Goal of the exercise:
Please transcribe the data below exactly. Leave the pictures out.

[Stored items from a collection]
#####
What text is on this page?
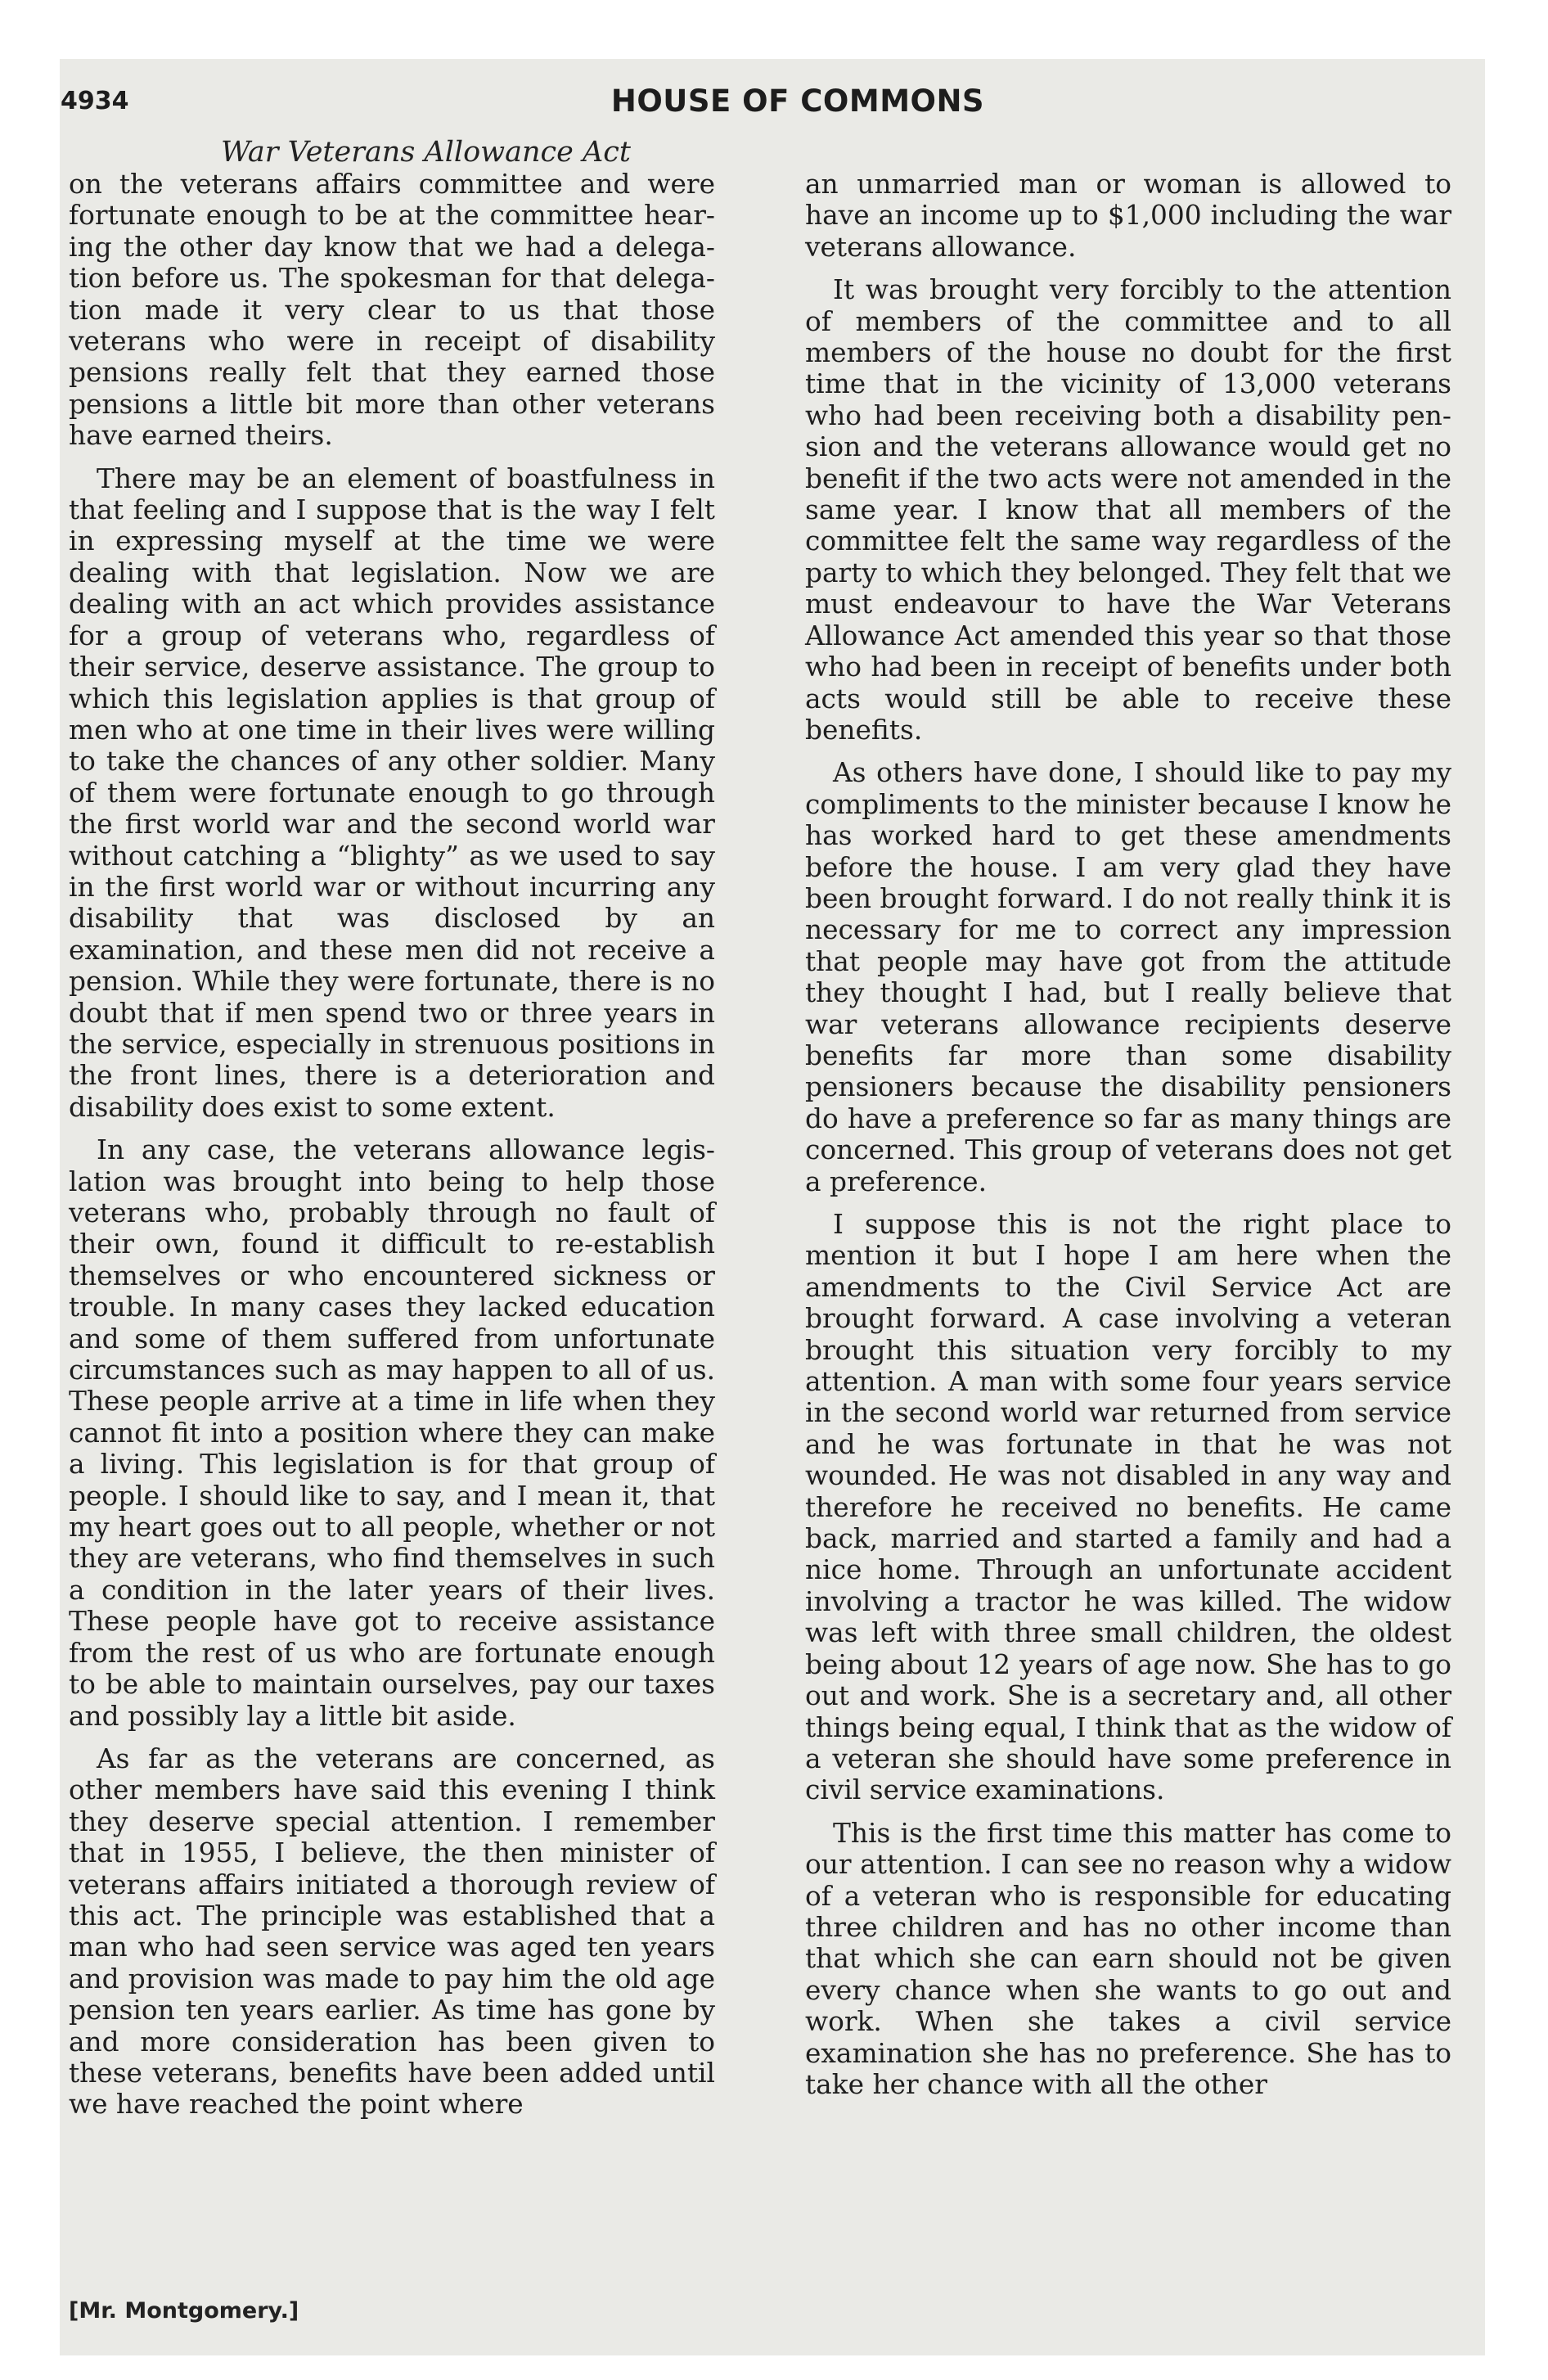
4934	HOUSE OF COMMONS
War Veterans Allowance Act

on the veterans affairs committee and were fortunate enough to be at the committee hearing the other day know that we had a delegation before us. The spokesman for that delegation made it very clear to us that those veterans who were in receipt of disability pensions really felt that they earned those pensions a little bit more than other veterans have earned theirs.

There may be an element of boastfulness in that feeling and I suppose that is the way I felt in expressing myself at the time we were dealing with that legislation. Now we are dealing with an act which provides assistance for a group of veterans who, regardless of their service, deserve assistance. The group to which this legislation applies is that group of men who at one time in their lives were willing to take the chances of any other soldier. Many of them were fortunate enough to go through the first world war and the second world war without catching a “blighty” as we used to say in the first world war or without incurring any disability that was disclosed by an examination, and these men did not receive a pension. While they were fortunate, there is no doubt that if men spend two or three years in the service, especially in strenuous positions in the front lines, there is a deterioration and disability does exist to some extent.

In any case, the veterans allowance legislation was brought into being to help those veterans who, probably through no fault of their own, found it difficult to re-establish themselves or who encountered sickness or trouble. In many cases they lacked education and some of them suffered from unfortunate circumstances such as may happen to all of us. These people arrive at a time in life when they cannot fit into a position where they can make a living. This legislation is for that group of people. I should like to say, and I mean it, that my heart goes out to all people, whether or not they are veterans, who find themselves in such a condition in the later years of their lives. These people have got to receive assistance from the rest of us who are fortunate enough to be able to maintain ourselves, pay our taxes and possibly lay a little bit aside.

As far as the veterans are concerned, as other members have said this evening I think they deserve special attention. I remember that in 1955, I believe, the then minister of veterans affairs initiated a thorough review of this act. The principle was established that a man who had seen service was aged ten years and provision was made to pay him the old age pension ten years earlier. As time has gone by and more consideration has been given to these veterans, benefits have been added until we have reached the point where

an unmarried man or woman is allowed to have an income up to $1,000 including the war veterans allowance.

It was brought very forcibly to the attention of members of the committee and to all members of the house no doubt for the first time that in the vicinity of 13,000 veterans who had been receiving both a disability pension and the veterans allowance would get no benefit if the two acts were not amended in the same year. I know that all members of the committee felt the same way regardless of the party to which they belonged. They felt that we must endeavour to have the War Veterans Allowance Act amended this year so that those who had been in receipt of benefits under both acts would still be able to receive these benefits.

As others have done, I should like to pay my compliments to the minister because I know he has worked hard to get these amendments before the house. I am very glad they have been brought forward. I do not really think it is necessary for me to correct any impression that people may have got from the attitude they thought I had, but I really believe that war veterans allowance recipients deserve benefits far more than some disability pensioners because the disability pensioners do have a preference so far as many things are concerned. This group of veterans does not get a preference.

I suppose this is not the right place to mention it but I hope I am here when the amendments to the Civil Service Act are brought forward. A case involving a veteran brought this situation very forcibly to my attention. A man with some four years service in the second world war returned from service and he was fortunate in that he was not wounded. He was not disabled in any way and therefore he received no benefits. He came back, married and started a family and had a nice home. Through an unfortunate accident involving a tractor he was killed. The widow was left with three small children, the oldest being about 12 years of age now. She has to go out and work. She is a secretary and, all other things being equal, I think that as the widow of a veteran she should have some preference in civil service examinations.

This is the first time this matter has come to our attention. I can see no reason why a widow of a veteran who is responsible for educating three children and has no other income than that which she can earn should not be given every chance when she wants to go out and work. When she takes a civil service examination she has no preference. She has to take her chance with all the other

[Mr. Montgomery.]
#####
The answer:
What text is on this page?
4934	HOUSE OF COMMONS
War Veterans Allowance Act

on the veterans affairs committee and were fortunate enough to be at the committee hearing the other day know that we had a delegation before us. The spokesman for that delegation made it very clear to us that those veterans who were in receipt of disability pensions really felt that they earned those pensions a little bit more than other veterans have earned theirs.

There may be an element of boastfulness in that feeling and I suppose that is the way I felt in expressing myself at the time we were dealing with that legislation. Now we are dealing with an act which provides assistance for a group of veterans who, regardless of their service, deserve assistance. The group to which this legislation applies is that group of men who at one time in their lives were willing to take the chances of any other soldier. Many of them were fortunate enough to go through the first world war and the second world war without catching a “blighty” as we used to say in the first world war or without incurring any disability that was disclosed by an examination, and these men did not receive a pension. While they were fortunate, there is no doubt that if men spend two or three years in the service, especially in strenuous positions in the front lines, there is a deterioration and disability does exist to some extent.

In any case, the veterans allowance legislation was brought into being to help those veterans who, probably through no fault of their own, found it difficult to re-establish themselves or who encountered sickness or trouble. In many cases they lacked education and some of them suffered from unfortunate circumstances such as may happen to all of us. These people arrive at a time in life when they cannot fit into a position where they can make a living. This legislation is for that group of people. I should like to say, and I mean it, that my heart goes out to all people, whether or not they are veterans, who find themselves in such a condition in the later years of their lives. These people have got to receive assistance from the rest of us who are fortunate enough to be able to maintain ourselves, pay our taxes and possibly lay a little bit aside.

As far as the veterans are concerned, as other members have said this evening I think they deserve special attention. I remember that in 1955, I believe, the then minister of veterans affairs initiated a thorough review of this act. The principle was established that a man who had seen service was aged ten years and provision was made to pay him the old age pension ten years earlier. As time has gone by and more consideration has been given to these veterans, benefits have been added until we have reached the point where

an unmarried man or woman is allowed to have an income up to $1,000 including the war veterans allowance.

It was brought very forcibly to the attention of members of the committee and to all members of the house no doubt for the first time that in the vicinity of 13,000 veterans who had been receiving both a disability pension and the veterans allowance would get no benefit if the two acts were not amended in the same year. I know that all members of the committee felt the same way regardless of the party to which they belonged. They felt that we must endeavour to have the War Veterans Allowance Act amended this year so that those who had been in receipt of benefits under both acts would still be able to receive these benefits.

As others have done, I should like to pay my compliments to the minister because I know he has worked hard to get these amendments before the house. I am very glad they have been brought forward. I do not really think it is necessary for me to correct any impression that people may have got from the attitude they thought I had, but I really believe that war veterans allowance recipients deserve benefits far more than some disability pensioners because the disability pensioners do have a preference so far as many things are concerned. This group of veterans does not get a preference.

I suppose this is not the right place to mention it but I hope I am here when the amendments to the Civil Service Act are brought forward. A case involving a veteran brought this situation very forcibly to my attention. A man with some four years service in the second world war returned from service and he was fortunate in that he was not wounded. He was not disabled in any way and therefore he received no benefits. He came back, married and started a family and had a nice home. Through an unfortunate accident involving a tractor he was killed. The widow was left with three small children, the oldest being about 12 years of age now. She has to go out and work. She is a secretary and, all other things being equal, I think that as the widow of a veteran she should have some preference in civil service examinations.

This is the first time this matter has come to our attention. I can see no reason why a widow of a veteran who is responsible for educating three children and has no other income than that which she can earn should not be given every chance when she wants to go out and work. When she takes a civil service examination she has no preference. She has to take her chance with all the other

[Mr. Montgomery.]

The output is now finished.